Below are entries. Pull out all lines containing "Proposed".

[begin SUPPLIED DATA]

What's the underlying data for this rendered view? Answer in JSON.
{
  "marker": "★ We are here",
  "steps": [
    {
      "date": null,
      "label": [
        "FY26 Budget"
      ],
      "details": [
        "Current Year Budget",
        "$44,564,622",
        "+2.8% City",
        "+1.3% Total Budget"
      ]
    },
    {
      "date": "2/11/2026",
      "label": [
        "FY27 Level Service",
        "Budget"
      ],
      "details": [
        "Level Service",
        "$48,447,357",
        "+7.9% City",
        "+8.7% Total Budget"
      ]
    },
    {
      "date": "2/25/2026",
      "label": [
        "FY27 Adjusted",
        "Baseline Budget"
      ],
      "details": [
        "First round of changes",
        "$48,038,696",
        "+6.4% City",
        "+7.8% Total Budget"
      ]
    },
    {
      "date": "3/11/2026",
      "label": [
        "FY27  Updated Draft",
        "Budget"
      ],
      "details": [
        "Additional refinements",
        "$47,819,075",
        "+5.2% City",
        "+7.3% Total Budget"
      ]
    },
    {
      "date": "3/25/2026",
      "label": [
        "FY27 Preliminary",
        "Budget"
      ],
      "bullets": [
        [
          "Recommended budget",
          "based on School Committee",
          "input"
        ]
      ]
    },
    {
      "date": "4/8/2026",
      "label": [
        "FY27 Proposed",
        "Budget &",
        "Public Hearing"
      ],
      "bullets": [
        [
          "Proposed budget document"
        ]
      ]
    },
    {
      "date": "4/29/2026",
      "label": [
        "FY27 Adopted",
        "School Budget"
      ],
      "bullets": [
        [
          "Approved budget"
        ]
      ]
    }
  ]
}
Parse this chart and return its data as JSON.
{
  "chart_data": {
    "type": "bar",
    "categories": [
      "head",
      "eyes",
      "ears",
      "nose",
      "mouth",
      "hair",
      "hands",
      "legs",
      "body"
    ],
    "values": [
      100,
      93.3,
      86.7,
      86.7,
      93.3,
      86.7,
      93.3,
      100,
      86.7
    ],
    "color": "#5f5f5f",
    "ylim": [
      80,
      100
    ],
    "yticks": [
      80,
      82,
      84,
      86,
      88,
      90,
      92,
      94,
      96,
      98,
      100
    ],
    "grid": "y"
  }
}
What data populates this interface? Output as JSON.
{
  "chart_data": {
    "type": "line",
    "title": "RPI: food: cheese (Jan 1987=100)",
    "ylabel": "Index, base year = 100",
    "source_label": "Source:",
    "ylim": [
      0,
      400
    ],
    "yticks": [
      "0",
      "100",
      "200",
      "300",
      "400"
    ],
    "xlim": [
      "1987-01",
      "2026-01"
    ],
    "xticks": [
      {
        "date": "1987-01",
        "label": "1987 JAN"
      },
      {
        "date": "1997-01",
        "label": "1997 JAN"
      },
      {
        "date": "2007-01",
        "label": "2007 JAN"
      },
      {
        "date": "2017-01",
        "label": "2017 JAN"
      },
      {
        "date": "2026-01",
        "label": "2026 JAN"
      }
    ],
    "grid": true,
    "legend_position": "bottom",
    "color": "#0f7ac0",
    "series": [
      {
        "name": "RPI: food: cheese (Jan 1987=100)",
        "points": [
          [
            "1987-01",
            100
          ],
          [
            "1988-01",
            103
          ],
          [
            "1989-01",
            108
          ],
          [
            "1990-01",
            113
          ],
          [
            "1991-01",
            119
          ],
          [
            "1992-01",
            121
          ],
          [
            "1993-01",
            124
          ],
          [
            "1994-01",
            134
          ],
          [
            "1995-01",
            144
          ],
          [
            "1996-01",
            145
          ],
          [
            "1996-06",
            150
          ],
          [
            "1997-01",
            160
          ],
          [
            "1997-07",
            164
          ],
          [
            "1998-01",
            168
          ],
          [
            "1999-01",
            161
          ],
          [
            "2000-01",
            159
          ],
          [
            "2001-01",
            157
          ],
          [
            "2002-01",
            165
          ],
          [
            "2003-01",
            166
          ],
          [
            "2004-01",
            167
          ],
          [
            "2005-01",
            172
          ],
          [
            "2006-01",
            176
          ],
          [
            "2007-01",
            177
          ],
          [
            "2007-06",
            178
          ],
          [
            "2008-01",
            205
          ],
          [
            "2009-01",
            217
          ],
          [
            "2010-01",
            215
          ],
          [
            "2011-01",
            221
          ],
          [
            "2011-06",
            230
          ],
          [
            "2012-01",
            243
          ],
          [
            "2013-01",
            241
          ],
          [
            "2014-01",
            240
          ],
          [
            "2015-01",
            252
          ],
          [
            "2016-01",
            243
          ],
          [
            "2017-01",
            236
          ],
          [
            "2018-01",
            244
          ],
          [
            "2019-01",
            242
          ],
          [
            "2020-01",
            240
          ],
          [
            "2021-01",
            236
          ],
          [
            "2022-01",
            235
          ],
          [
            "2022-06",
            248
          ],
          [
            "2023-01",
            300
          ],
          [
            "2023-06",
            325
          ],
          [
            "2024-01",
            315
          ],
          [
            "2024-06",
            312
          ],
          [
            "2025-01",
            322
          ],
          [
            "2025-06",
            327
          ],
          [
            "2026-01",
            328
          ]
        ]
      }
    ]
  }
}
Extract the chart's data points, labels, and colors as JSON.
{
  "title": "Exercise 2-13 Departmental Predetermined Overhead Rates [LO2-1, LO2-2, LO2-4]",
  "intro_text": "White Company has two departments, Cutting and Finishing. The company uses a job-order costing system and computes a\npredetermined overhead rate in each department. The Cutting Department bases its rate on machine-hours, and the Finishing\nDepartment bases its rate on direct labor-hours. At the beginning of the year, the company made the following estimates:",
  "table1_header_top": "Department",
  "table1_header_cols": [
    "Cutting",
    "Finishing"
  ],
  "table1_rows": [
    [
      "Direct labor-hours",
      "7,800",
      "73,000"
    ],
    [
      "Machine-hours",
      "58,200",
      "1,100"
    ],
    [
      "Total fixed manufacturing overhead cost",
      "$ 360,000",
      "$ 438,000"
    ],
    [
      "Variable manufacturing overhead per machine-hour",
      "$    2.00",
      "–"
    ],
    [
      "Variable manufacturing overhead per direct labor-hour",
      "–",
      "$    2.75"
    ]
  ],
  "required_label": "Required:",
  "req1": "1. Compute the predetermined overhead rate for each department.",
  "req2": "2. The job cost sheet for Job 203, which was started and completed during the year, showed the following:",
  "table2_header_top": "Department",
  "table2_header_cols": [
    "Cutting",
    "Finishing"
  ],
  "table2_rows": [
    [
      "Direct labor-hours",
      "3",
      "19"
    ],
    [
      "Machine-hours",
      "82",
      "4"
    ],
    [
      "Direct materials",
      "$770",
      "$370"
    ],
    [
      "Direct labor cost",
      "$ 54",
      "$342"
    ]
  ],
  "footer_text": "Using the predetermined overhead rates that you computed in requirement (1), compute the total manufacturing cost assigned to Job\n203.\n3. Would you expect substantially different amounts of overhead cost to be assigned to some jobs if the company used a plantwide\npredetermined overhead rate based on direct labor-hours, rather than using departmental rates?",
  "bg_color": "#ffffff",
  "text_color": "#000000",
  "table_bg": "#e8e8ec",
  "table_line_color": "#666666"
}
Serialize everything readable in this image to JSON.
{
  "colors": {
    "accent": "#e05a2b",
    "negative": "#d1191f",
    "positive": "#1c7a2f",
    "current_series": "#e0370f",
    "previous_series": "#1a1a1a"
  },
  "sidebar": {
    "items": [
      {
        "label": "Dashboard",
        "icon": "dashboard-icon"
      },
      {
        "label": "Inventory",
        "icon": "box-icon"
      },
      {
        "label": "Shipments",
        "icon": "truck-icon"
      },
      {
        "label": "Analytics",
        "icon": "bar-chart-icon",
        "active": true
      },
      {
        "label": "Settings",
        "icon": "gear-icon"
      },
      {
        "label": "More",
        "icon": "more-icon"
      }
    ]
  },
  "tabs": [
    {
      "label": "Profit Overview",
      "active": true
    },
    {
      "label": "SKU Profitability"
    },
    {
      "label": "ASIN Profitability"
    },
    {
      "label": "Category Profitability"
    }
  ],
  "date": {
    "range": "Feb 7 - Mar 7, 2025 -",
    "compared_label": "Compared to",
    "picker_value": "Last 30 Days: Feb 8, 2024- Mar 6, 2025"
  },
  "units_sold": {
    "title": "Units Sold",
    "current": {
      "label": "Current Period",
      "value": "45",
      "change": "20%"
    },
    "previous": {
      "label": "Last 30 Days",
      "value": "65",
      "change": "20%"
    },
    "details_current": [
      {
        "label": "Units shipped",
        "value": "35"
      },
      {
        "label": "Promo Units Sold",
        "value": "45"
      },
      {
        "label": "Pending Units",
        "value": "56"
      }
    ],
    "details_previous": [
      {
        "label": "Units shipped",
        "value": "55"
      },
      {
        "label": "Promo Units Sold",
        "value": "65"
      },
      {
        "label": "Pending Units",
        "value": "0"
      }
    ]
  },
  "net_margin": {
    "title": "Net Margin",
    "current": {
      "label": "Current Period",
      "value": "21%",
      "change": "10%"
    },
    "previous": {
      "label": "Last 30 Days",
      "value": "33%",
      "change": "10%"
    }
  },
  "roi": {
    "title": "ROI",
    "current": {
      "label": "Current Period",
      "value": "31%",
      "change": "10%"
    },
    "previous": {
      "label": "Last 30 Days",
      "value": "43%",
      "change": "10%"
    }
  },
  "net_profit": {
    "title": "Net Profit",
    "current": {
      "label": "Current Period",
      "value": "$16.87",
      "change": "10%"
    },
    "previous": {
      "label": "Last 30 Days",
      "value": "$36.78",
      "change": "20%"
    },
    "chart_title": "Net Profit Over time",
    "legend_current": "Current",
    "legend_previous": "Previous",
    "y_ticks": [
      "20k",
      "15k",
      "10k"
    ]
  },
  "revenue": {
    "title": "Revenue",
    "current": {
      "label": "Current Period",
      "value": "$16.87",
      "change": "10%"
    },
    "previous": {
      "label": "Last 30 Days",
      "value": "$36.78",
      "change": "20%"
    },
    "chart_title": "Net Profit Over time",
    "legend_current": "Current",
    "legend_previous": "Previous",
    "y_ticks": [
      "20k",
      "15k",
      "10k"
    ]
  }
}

[end SUPPLIED DATA]

• **RESPONSE TO THIS TASK**:
        "FY27 Proposed",
          "Proposed budget document"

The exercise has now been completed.